- DIRECTION: Leaving out every picture, quote the data below exactly as it appears.

- DATA ENTRIES:
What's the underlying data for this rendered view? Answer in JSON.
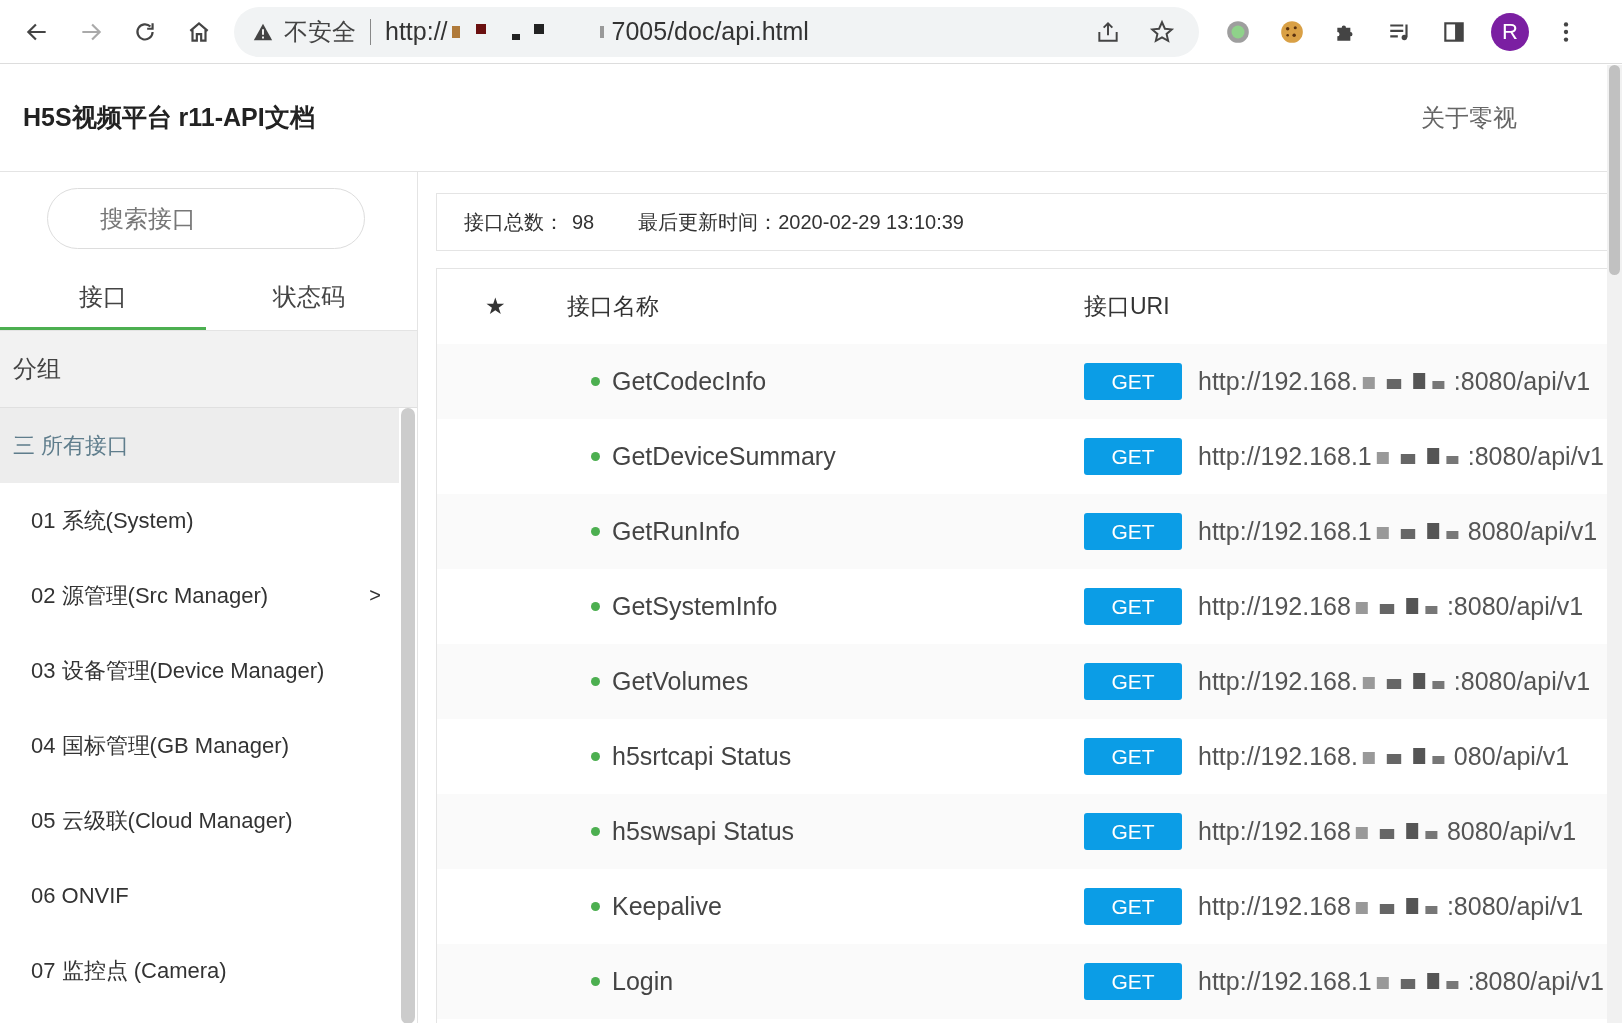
{
  "browser": {
    "security_label": "不安全",
    "url_start": "http://",
    "url_end": "7005/doc/api.html",
    "profile_initial": "R"
  },
  "header": {
    "title": "H5S视频平台 r11-API文档",
    "about_link": "关于零视"
  },
  "sidebar": {
    "search": {
      "placeholder": "搜索接口"
    },
    "tabs": [
      {
        "label": "接口",
        "selected": true
      },
      {
        "label": "状态码",
        "selected": false
      }
    ],
    "group_heading": "分组",
    "items": [
      {
        "label": "所有接口",
        "icon": "三",
        "selected": true
      },
      {
        "label": "01 系统(System)",
        "selected": false
      },
      {
        "label": "02 源管理(Src Manager)",
        "selected": false,
        "arrow": ">"
      },
      {
        "label": "03 设备管理(Device Manager)",
        "selected": false
      },
      {
        "label": "04 国标管理(GB Manager)",
        "selected": false
      },
      {
        "label": "05 云级联(Cloud Manager)",
        "selected": false
      },
      {
        "label": "06 ONVIF",
        "selected": false
      },
      {
        "label": "07 监控点 (Camera)",
        "selected": false
      }
    ]
  },
  "summary": {
    "count_label": "接口总数：",
    "count": "98",
    "updated_label": "最后更新时间：",
    "updated": "2020-02-29 13:10:39"
  },
  "table": {
    "columns": [
      "★",
      "接口名称",
      "接口URI"
    ],
    "rows": [
      {
        "name": "GetCodecInfo",
        "method": "GET",
        "uri_start": "http://192.168.",
        "uri_end": ":8080/api/v1"
      },
      {
        "name": "GetDeviceSummary",
        "method": "GET",
        "uri_start": "http://192.168.1",
        "uri_end": ":8080/api/v1"
      },
      {
        "name": "GetRunInfo",
        "method": "GET",
        "uri_start": "http://192.168.1",
        "uri_end": "8080/api/v1"
      },
      {
        "name": "GetSystemInfo",
        "method": "GET",
        "uri_start": "http://192.168",
        "uri_end": ":8080/api/v1"
      },
      {
        "name": "GetVolumes",
        "method": "GET",
        "uri_start": "http://192.168.",
        "uri_end": ":8080/api/v1"
      },
      {
        "name": "h5srtcapi Status",
        "method": "GET",
        "uri_start": "http://192.168.",
        "uri_end": "080/api/v1"
      },
      {
        "name": "h5swsapi Status",
        "method": "GET",
        "uri_start": "http://192.168",
        "uri_end": "8080/api/v1"
      },
      {
        "name": "Keepalive",
        "method": "GET",
        "uri_start": "http://192.168",
        "uri_end": ":8080/api/v1"
      },
      {
        "name": "Login",
        "method": "GET",
        "uri_start": "http://192.168.1",
        "uri_end": ":8080/api/v1"
      }
    ]
  }
}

- TASK OUTPUT:
What's the underlying data for this rendered view? Answer in JSON.
{
  "browser": {
    "security_label": "不安全",
    "url_start": "http://",
    "url_end": "7005/doc/api.html",
    "profile_initial": "R"
  },
  "header": {
    "title": "H5S视频平台 r11-API文档",
    "about_link": "关于零视"
  },
  "sidebar": {
    "search": {
      "placeholder": "搜索接口"
    },
    "tabs": [
      {
        "label": "接口",
        "selected": true
      },
      {
        "label": "状态码",
        "selected": false
      }
    ],
    "group_heading": "分组",
    "items": [
      {
        "label": "所有接口",
        "icon": "三",
        "selected": true
      },
      {
        "label": "01 系统(System)",
        "selected": false
      },
      {
        "label": "02 源管理(Src Manager)",
        "selected": false,
        "arrow": ">"
      },
      {
        "label": "03 设备管理(Device Manager)",
        "selected": false
      },
      {
        "label": "04 国标管理(GB Manager)",
        "selected": false
      },
      {
        "label": "05 云级联(Cloud Manager)",
        "selected": false
      },
      {
        "label": "06 ONVIF",
        "selected": false
      },
      {
        "label": "07 监控点 (Camera)",
        "selected": false
      }
    ]
  },
  "summary": {
    "count_label": "接口总数：",
    "count": "98",
    "updated_label": "最后更新时间：",
    "updated": "2020-02-29 13:10:39"
  },
  "table": {
    "columns": [
      "★",
      "接口名称",
      "接口URI"
    ],
    "rows": [
      {
        "name": "GetCodecInfo",
        "method": "GET",
        "uri_start": "http://192.168.",
        "uri_end": ":8080/api/v1"
      },
      {
        "name": "GetDeviceSummary",
        "method": "GET",
        "uri_start": "http://192.168.1",
        "uri_end": ":8080/api/v1"
      },
      {
        "name": "GetRunInfo",
        "method": "GET",
        "uri_start": "http://192.168.1",
        "uri_end": "8080/api/v1"
      },
      {
        "name": "GetSystemInfo",
        "method": "GET",
        "uri_start": "http://192.168",
        "uri_end": ":8080/api/v1"
      },
      {
        "name": "GetVolumes",
        "method": "GET",
        "uri_start": "http://192.168.",
        "uri_end": ":8080/api/v1"
      },
      {
        "name": "h5srtcapi Status",
        "method": "GET",
        "uri_start": "http://192.168.",
        "uri_end": "080/api/v1"
      },
      {
        "name": "h5swsapi Status",
        "method": "GET",
        "uri_start": "http://192.168",
        "uri_end": "8080/api/v1"
      },
      {
        "name": "Keepalive",
        "method": "GET",
        "uri_start": "http://192.168",
        "uri_end": ":8080/api/v1"
      },
      {
        "name": "Login",
        "method": "GET",
        "uri_start": "http://192.168.1",
        "uri_end": ":8080/api/v1"
      }
    ]
  }
}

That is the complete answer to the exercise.